• WHAT YOU ARE ASKED TO DO:
From the entries below, tally how many lines contain "丁香空结雨中愁" and report only that figure.

• PROVIDED DATA:
= = = = = = =
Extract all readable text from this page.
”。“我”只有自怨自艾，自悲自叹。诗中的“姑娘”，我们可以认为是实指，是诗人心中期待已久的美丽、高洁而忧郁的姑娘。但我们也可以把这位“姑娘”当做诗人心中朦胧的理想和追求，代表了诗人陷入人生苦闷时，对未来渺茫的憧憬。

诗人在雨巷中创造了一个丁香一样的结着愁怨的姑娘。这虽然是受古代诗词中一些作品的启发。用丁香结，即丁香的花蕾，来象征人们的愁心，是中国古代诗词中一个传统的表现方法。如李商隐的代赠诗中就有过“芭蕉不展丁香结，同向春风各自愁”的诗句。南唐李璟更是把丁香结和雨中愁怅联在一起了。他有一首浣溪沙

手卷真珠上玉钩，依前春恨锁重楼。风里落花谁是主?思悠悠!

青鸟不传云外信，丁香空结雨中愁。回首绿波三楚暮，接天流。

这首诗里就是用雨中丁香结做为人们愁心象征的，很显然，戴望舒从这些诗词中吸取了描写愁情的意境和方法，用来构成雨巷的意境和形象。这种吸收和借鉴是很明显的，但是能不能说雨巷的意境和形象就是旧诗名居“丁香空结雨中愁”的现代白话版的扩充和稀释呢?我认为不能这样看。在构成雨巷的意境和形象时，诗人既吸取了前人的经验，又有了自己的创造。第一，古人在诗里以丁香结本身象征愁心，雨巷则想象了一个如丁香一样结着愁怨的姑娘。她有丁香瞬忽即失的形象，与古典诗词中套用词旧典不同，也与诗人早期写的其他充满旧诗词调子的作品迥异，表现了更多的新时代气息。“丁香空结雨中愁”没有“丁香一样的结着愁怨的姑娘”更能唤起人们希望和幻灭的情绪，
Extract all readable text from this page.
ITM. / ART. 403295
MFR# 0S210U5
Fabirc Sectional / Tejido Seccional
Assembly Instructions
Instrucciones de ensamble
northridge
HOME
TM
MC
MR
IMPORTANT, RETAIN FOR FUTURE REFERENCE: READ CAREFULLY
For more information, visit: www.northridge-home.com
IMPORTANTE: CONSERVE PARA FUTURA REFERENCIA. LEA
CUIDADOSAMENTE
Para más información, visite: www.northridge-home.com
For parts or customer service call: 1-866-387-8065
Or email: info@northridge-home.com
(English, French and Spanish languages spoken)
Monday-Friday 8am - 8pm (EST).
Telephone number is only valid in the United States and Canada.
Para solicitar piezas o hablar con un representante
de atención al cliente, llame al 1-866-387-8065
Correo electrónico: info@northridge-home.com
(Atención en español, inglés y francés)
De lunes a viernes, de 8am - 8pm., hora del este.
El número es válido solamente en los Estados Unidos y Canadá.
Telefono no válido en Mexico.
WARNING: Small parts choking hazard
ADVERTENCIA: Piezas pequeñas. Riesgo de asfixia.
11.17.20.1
= = = = = = =
• SOLUTION TO THIS EXERCISE:
2